* start Dataset rows *
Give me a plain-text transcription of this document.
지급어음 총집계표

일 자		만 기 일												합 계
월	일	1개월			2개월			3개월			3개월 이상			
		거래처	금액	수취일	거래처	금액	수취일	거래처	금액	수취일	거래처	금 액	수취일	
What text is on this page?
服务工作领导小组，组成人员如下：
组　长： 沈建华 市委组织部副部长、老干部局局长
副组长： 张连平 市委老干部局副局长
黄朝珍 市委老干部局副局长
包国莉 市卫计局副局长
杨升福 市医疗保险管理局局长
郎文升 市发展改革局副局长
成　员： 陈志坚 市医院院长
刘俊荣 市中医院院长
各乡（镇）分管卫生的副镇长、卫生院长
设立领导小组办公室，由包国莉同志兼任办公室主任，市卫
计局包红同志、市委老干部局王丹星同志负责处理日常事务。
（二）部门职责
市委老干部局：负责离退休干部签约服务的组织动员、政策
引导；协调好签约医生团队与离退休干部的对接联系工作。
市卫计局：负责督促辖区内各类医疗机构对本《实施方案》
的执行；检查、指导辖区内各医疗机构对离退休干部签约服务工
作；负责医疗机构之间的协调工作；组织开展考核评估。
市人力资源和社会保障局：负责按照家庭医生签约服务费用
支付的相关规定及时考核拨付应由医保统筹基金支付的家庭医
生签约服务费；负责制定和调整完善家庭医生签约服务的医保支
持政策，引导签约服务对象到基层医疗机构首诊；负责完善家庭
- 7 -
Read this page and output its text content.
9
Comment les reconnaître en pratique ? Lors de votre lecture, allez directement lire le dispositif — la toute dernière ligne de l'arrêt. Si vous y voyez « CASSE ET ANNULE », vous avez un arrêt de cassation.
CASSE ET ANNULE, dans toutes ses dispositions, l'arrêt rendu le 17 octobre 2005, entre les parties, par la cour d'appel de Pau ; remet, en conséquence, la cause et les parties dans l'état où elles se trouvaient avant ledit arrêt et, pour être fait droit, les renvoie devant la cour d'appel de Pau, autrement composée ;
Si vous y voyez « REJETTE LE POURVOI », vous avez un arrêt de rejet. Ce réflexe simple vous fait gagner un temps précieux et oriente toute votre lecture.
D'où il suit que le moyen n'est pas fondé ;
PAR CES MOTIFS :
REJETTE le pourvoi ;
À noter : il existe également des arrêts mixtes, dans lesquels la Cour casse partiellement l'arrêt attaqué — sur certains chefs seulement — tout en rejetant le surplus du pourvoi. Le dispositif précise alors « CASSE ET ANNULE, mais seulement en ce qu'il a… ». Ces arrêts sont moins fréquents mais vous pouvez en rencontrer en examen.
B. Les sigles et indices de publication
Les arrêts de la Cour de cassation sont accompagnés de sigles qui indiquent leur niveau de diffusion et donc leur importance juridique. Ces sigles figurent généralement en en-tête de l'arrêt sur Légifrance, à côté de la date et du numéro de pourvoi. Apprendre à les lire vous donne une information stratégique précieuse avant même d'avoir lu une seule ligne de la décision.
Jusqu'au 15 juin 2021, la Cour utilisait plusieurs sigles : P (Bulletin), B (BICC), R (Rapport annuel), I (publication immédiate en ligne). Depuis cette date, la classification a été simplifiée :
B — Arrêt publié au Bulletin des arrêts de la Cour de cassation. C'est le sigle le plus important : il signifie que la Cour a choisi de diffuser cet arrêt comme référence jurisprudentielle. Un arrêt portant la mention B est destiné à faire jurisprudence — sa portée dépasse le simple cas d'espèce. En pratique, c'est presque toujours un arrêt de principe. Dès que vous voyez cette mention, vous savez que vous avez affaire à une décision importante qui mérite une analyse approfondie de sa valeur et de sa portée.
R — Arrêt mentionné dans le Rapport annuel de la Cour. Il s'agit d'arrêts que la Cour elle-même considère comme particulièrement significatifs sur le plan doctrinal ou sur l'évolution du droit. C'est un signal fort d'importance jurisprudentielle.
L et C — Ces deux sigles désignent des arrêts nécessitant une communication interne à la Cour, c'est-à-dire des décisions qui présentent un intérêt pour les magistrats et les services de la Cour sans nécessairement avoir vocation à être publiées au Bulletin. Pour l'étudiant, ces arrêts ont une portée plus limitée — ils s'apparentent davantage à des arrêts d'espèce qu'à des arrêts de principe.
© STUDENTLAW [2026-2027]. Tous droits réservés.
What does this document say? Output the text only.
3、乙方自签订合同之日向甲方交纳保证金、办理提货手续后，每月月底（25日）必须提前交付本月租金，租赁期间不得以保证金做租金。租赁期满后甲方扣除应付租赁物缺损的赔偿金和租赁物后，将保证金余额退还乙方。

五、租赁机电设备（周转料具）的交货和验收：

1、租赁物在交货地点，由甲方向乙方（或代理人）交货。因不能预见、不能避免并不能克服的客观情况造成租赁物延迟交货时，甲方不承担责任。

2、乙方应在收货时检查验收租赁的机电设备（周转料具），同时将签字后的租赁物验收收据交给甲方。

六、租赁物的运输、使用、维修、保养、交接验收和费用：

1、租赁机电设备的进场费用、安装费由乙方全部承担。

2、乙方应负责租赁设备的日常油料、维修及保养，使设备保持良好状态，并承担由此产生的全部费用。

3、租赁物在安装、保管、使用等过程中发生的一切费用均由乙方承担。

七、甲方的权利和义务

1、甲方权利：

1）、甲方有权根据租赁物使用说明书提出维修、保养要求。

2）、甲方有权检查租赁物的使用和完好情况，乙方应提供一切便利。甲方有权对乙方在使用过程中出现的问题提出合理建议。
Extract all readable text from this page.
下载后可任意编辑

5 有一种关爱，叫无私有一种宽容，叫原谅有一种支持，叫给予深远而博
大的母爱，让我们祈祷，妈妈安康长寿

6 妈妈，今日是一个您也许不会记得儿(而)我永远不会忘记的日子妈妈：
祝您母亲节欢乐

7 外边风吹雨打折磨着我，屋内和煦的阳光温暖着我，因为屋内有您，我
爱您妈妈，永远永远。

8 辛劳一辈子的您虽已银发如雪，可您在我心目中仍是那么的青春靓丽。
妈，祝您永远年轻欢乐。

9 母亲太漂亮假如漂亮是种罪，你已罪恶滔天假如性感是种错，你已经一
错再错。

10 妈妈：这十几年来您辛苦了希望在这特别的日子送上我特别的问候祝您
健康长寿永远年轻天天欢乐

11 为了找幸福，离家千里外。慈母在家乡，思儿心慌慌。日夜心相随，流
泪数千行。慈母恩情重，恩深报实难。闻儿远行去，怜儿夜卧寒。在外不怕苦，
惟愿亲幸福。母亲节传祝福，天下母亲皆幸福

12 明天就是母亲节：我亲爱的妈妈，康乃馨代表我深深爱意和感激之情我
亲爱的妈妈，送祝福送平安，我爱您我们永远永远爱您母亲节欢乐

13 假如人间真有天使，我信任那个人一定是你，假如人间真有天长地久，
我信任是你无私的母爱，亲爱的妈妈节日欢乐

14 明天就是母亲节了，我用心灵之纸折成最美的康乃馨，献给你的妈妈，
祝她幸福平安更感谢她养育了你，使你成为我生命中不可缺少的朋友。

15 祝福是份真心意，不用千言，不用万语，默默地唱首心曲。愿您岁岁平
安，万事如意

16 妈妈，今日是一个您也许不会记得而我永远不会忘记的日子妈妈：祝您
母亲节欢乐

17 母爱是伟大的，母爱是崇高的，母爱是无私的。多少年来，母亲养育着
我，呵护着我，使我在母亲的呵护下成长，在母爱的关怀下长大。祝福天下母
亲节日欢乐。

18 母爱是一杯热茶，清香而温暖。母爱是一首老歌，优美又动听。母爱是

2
* end Dataset rows *
Pull out each record as written and restate it exactly.

Give me a plain-text transcription of this document.
지급어음 총집계표

일 자		만 기 일												합 계
월	일	1개월			2개월			3개월			3개월 이상			
		거래처	금액	수취일	거래처	금액	수취일	거래처	금액	수취일	거래처	금 액	수취일	
What text is on this page?
服务工作领导小组，组成人员如下：
组　长： 沈建华 市委组织部副部长、老干部局局长
副组长： 张连平 市委老干部局副局长
黄朝珍 市委老干部局副局长
包国莉 市卫计局副局长
杨升福 市医疗保险管理局局长
郎文升 市发展改革局副局长
成　员： 陈志坚 市医院院长
刘俊荣 市中医院院长
各乡（镇）分管卫生的副镇长、卫生院长
设立领导小组办公室，由包国莉同志兼任办公室主任，市卫
计局包红同志、市委老干部局王丹星同志负责处理日常事务。
（二）部门职责
市委老干部局：负责离退休干部签约服务的组织动员、政策
引导；协调好签约医生团队与离退休干部的对接联系工作。
市卫计局：负责督促辖区内各类医疗机构对本《实施方案》
的执行；检查、指导辖区内各医疗机构对离退休干部签约服务工
作；负责医疗机构之间的协调工作；组织开展考核评估。
市人力资源和社会保障局：负责按照家庭医生签约服务费用
支付的相关规定及时考核拨付应由医保统筹基金支付的家庭医
生签约服务费；负责制定和调整完善家庭医生签约服务的医保支
持政策，引导签约服务对象到基层医疗机构首诊；负责完善家庭
- 7 -
Read this page and output its text content.
9
Comment les reconnaître en pratique ? Lors de votre lecture, allez directement lire le dispositif — la toute dernière ligne de l'arrêt. Si vous y voyez « CASSE ET ANNULE », vous avez un arrêt de cassation.
CASSE ET ANNULE, dans toutes ses dispositions, l'arrêt rendu le 17 octobre 2005, entre les parties, par la cour d'appel de Pau ; remet, en conséquence, la cause et les parties dans l'état où elles se trouvaient avant ledit arrêt et, pour être fait droit, les renvoie devant la cour d'appel de Pau, autrement composée ;
Si vous y voyez « REJETTE LE POURVOI », vous avez un arrêt de rejet. Ce réflexe simple vous fait gagner un temps précieux et oriente toute votre lecture.
D'où il suit que le moyen n'est pas fondé ;
PAR CES MOTIFS :
REJETTE le pourvoi ;
À noter : il existe également des arrêts mixtes, dans lesquels la Cour casse partiellement l'arrêt attaqué — sur certains chefs seulement — tout en rejetant le surplus du pourvoi. Le dispositif précise alors « CASSE ET ANNULE, mais seulement en ce qu'il a… ». Ces arrêts sont moins fréquents mais vous pouvez en rencontrer en examen.
B. Les sigles et indices de publication
Les arrêts de la Cour de cassation sont accompagnés de sigles qui indiquent leur niveau de diffusion et donc leur importance juridique. Ces sigles figurent généralement en en-tête de l'arrêt sur Légifrance, à côté de la date et du numéro de pourvoi. Apprendre à les lire vous donne une information stratégique précieuse avant même d'avoir lu une seule ligne de la décision.
Jusqu'au 15 juin 2021, la Cour utilisait plusieurs sigles : P (Bulletin), B (BICC), R (Rapport annuel), I (publication immédiate en ligne). Depuis cette date, la classification a été simplifiée :
B — Arrêt publié au Bulletin des arrêts de la Cour de cassation. C'est le sigle le plus important : il signifie que la Cour a choisi de diffuser cet arrêt comme référence jurisprudentielle. Un arrêt portant la mention B est destiné à faire jurisprudence — sa portée dépasse le simple cas d'espèce. En pratique, c'est presque toujours un arrêt de principe. Dès que vous voyez cette mention, vous savez que vous avez affaire à une décision importante qui mérite une analyse approfondie de sa valeur et de sa portée.
R — Arrêt mentionné dans le Rapport annuel de la Cour. Il s'agit d'arrêts que la Cour elle-même considère comme particulièrement significatifs sur le plan doctrinal ou sur l'évolution du droit. C'est un signal fort d'importance jurisprudentielle.
L et C — Ces deux sigles désignent des arrêts nécessitant une communication interne à la Cour, c'est-à-dire des décisions qui présentent un intérêt pour les magistrats et les services de la Cour sans nécessairement avoir vocation à être publiées au Bulletin. Pour l'étudiant, ces arrêts ont une portée plus limitée — ils s'apparentent davantage à des arrêts d'espèce qu'à des arrêts de principe.
© STUDENTLAW [2026-2027]. Tous droits réservés.
What does this document say? Output the text only.
3、乙方自签订合同之日向甲方交纳保证金、办理提货手续后，每月月底（25日）必须提前交付本月租金，租赁期间不得以保证金做租金。租赁期满后甲方扣除应付租赁物缺损的赔偿金和租赁物后，将保证金余额退还乙方。

五、租赁机电设备（周转料具）的交货和验收：

1、租赁物在交货地点，由甲方向乙方（或代理人）交货。因不能预见、不能避免并不能克服的客观情况造成租赁物延迟交货时，甲方不承担责任。

2、乙方应在收货时检查验收租赁的机电设备（周转料具），同时将签字后的租赁物验收收据交给甲方。

六、租赁物的运输、使用、维修、保养、交接验收和费用：

1、租赁机电设备的进场费用、安装费由乙方全部承担。

2、乙方应负责租赁设备的日常油料、维修及保养，使设备保持良好状态，并承担由此产生的全部费用。

3、租赁物在安装、保管、使用等过程中发生的一切费用均由乙方承担。

七、甲方的权利和义务

1、甲方权利：

1）、甲方有权根据租赁物使用说明书提出维修、保养要求。

2）、甲方有权检查租赁物的使用和完好情况，乙方应提供一切便利。甲方有权对乙方在使用过程中出现的问题提出合理建议。
Extract all readable text from this page.
下载后可任意编辑

5 有一种关爱，叫无私有一种宽容，叫原谅有一种支持，叫给予深远而博
大的母爱，让我们祈祷，妈妈安康长寿

6 妈妈，今日是一个您也许不会记得儿(而)我永远不会忘记的日子妈妈：
祝您母亲节欢乐

7 外边风吹雨打折磨着我，屋内和煦的阳光温暖着我，因为屋内有您，我
爱您妈妈，永远永远。

8 辛劳一辈子的您虽已银发如雪，可您在我心目中仍是那么的青春靓丽。
妈，祝您永远年轻欢乐。

9 母亲太漂亮假如漂亮是种罪，你已罪恶滔天假如性感是种错，你已经一
错再错。

10 妈妈：这十几年来您辛苦了希望在这特别的日子送上我特别的问候祝您
健康长寿永远年轻天天欢乐

11 为了找幸福，离家千里外。慈母在家乡，思儿心慌慌。日夜心相随，流
泪数千行。慈母恩情重，恩深报实难。闻儿远行去，怜儿夜卧寒。在外不怕苦，
惟愿亲幸福。母亲节传祝福，天下母亲皆幸福

12 明天就是母亲节：我亲爱的妈妈，康乃馨代表我深深爱意和感激之情我
亲爱的妈妈，送祝福送平安，我爱您我们永远永远爱您母亲节欢乐

13 假如人间真有天使，我信任那个人一定是你，假如人间真有天长地久，
我信任是你无私的母爱，亲爱的妈妈节日欢乐

14 明天就是母亲节了，我用心灵之纸折成最美的康乃馨，献给你的妈妈，
祝她幸福平安更感谢她养育了你，使你成为我生命中不可缺少的朋友。

15 祝福是份真心意，不用千言，不用万语，默默地唱首心曲。愿您岁岁平
安，万事如意

16 妈妈，今日是一个您也许不会记得而我永远不会忘记的日子妈妈：祝您
母亲节欢乐

17 母爱是伟大的，母爱是崇高的，母爱是无私的。多少年来，母亲养育着
我，呵护着我，使我在母亲的呵护下成长，在母爱的关怀下长大。祝福天下母
亲节日欢乐。

18 母爱是一杯热茶，清香而温暖。母爱是一首老歌，优美又动听。母爱是

2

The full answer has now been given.